## [Objective]
Among the entries below, count the lines that contain the word "LOST". Write down only the total.

┌──

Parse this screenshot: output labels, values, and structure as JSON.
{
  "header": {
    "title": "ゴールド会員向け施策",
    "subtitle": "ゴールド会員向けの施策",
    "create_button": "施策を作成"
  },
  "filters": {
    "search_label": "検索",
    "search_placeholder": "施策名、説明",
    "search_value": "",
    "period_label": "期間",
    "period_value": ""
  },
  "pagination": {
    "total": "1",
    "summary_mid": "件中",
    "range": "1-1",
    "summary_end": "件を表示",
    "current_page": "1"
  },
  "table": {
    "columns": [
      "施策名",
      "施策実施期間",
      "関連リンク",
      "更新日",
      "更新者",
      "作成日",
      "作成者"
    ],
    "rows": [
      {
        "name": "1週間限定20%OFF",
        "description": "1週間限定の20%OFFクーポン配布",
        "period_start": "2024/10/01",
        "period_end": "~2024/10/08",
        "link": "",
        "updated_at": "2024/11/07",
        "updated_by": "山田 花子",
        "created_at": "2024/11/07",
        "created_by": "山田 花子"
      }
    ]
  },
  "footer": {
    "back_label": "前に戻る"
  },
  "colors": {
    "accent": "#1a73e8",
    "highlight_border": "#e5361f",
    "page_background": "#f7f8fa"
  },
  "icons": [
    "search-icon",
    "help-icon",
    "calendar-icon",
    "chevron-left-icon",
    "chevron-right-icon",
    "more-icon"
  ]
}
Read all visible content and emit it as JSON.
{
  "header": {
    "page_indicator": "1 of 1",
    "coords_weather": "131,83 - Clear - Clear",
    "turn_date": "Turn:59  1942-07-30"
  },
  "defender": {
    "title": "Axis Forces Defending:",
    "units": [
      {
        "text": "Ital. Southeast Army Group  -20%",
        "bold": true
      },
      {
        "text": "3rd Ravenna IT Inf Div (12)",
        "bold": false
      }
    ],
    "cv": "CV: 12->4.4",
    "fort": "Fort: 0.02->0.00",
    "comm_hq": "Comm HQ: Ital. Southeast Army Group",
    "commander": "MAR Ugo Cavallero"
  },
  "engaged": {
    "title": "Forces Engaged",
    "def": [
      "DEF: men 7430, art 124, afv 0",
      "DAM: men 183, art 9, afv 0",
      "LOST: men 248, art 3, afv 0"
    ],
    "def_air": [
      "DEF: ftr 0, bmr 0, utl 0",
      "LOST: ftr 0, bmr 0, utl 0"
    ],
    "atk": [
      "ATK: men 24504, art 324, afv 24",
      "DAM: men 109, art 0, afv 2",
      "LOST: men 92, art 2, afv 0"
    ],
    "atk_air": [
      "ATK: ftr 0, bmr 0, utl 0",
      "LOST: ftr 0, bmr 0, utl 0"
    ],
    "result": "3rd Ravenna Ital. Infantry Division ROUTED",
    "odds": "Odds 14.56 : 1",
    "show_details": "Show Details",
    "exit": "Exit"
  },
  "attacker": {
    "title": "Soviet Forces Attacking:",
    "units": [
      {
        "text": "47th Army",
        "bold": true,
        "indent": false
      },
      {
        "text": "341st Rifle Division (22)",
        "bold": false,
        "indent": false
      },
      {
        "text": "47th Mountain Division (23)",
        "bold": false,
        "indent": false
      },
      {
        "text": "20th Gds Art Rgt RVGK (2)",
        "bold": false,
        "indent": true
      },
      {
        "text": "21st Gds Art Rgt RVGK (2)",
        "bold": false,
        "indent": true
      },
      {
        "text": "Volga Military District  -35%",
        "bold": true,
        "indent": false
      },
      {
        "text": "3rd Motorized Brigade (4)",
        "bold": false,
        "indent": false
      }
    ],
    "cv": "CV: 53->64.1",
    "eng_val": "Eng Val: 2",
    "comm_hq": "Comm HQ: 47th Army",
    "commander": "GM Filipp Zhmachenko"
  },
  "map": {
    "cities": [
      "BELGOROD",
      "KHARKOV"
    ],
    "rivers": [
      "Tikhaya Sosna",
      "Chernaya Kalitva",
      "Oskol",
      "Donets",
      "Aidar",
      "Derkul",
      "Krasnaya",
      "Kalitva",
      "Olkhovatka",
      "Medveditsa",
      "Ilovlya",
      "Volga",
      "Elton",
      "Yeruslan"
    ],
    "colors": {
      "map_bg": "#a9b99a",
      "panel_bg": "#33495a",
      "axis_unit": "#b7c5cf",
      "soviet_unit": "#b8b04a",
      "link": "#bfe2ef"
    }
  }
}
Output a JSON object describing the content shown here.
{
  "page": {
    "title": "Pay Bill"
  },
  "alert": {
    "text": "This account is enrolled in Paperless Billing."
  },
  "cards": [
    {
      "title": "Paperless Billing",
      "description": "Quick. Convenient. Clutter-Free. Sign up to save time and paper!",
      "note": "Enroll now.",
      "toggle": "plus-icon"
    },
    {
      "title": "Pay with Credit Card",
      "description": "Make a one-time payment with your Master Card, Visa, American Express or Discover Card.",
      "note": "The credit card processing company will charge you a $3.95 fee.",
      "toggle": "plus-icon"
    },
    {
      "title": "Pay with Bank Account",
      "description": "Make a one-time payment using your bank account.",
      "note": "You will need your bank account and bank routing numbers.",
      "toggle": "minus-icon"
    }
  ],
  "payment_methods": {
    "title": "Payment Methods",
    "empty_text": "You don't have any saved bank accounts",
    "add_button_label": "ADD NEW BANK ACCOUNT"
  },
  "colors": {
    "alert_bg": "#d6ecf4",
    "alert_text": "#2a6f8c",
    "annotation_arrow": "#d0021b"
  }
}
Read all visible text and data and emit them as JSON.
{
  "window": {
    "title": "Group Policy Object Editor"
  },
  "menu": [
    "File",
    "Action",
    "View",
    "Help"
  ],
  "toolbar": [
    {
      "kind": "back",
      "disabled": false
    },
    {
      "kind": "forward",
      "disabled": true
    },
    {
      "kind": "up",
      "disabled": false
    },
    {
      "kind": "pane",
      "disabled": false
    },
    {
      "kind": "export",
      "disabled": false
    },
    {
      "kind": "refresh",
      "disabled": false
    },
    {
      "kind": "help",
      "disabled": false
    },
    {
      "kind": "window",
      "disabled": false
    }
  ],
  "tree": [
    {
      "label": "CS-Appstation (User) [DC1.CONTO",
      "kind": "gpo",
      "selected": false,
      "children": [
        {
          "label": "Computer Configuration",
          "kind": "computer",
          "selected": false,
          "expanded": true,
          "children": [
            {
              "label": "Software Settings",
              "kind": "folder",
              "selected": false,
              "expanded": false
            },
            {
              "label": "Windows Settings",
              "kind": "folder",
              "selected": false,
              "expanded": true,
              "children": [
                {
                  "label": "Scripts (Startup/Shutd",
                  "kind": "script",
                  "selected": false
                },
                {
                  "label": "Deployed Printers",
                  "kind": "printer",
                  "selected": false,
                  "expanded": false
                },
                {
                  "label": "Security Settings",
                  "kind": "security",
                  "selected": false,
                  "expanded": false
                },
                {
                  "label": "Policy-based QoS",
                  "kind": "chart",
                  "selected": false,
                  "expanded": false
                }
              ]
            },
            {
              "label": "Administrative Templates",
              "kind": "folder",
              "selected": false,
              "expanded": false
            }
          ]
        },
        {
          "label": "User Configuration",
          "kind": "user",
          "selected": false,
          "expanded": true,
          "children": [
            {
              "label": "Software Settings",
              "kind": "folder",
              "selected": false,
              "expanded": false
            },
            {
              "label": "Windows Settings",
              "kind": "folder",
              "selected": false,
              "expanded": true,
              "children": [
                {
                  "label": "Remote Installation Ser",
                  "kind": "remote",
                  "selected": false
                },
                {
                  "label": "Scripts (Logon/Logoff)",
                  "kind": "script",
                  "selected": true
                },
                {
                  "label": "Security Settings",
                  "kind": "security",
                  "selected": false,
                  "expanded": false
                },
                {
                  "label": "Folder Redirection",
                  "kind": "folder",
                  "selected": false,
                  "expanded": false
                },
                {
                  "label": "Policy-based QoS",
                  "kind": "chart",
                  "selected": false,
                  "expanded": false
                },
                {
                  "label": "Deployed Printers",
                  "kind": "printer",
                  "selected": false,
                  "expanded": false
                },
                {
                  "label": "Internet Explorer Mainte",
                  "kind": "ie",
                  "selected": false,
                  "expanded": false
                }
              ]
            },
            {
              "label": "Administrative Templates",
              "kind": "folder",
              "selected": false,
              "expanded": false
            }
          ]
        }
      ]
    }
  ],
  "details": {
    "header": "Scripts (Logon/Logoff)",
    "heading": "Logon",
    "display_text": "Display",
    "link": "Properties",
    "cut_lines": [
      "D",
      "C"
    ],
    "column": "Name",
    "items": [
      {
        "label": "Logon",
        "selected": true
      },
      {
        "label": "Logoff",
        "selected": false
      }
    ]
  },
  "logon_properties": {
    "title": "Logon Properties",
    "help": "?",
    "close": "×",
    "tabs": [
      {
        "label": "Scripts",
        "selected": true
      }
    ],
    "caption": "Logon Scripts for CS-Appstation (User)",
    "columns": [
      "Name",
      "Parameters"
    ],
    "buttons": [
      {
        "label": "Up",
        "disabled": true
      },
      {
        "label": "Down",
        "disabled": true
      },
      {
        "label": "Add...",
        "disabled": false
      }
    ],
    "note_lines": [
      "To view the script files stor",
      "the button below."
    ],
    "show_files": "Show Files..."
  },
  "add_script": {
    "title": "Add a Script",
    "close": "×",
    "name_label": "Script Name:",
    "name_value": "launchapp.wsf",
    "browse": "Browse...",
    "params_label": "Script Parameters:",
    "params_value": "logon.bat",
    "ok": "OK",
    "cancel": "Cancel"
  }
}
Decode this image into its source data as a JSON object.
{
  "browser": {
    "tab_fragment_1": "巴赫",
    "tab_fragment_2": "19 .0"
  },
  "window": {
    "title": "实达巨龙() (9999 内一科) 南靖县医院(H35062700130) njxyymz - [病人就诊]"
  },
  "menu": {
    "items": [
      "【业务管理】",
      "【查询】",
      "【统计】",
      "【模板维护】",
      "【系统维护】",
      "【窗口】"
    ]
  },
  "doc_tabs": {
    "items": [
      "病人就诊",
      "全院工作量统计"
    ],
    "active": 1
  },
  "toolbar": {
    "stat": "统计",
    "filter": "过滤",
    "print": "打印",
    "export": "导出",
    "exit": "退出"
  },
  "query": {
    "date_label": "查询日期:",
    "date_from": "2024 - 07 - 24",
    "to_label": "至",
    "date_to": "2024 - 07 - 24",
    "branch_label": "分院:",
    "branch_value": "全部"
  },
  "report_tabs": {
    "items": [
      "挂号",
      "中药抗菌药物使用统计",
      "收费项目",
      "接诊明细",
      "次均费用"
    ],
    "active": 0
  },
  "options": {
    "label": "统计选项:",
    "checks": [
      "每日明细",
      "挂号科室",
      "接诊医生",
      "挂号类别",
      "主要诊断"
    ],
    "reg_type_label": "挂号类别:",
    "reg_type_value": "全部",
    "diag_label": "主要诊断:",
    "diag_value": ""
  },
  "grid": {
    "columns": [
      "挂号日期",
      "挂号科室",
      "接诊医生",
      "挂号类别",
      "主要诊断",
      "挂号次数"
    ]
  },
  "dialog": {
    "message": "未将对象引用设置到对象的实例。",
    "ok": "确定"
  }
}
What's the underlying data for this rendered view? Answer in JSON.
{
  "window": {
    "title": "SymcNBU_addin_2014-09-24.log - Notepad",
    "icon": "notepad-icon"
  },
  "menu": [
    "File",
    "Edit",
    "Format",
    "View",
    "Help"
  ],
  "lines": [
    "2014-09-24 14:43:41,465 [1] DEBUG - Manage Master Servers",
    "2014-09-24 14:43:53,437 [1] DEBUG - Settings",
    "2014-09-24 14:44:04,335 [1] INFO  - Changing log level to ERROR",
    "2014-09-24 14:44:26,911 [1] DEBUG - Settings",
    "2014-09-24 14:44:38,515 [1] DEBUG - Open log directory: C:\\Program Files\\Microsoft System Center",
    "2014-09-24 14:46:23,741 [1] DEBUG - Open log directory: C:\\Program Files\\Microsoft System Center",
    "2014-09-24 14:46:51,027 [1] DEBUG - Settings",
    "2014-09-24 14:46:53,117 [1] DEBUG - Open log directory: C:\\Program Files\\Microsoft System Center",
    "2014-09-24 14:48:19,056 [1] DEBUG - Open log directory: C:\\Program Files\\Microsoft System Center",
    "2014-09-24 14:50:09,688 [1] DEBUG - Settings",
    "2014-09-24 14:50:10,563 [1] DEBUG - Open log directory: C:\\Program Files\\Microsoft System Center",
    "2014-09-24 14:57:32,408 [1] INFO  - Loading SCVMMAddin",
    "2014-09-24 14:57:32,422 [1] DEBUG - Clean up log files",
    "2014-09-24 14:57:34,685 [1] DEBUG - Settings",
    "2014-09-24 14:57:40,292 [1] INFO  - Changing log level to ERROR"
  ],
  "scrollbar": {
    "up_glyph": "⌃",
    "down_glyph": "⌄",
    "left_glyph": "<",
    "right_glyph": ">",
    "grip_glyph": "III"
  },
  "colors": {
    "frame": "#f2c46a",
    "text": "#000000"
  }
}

└──

## [Reply to the exercise]
4